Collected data
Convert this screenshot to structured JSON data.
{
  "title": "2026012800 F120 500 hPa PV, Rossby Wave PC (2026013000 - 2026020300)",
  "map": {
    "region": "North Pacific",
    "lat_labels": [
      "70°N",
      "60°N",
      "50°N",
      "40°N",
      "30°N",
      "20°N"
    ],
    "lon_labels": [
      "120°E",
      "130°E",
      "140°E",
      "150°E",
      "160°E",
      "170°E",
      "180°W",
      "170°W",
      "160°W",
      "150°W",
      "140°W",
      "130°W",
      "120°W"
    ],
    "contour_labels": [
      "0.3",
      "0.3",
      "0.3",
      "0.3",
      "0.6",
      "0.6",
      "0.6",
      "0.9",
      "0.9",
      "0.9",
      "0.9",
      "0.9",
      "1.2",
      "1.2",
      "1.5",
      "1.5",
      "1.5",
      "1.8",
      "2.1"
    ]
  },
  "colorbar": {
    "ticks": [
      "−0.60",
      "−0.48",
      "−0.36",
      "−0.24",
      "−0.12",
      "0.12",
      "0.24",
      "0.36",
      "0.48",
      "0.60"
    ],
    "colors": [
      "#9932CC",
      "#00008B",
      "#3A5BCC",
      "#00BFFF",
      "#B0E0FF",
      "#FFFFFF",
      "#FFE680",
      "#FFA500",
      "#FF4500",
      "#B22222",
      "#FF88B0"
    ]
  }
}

» **TASK STATEMENT**:
Print all of the data exactly as it was given.

» **REPLY TO THE EXERCISE**:
Convert this screenshot to structured JSON data.
{
  "title": "2026012800 F120 500 hPa PV, Rossby Wave PC (2026013000 - 2026020300)",
  "map": {
    "region": "North Pacific",
    "lat_labels": [
      "70°N",
      "60°N",
      "50°N",
      "40°N",
      "30°N",
      "20°N"
    ],
    "lon_labels": [
      "120°E",
      "130°E",
      "140°E",
      "150°E",
      "160°E",
      "170°E",
      "180°W",
      "170°W",
      "160°W",
      "150°W",
      "140°W",
      "130°W",
      "120°W"
    ],
    "contour_labels": [
      "0.3",
      "0.3",
      "0.3",
      "0.3",
      "0.6",
      "0.6",
      "0.6",
      "0.9",
      "0.9",
      "0.9",
      "0.9",
      "0.9",
      "1.2",
      "1.2",
      "1.5",
      "1.5",
      "1.5",
      "1.8",
      "2.1"
    ]
  },
  "colorbar": {
    "ticks": [
      "−0.60",
      "−0.48",
      "−0.36",
      "−0.24",
      "−0.12",
      "0.12",
      "0.24",
      "0.36",
      "0.48",
      "0.60"
    ],
    "colors": [
      "#9932CC",
      "#00008B",
      "#3A5BCC",
      "#00BFFF",
      "#B0E0FF",
      "#FFFFFF",
      "#FFE680",
      "#FFA500",
      "#FF4500",
      "#B22222",
      "#FF88B0"
    ]
  }
}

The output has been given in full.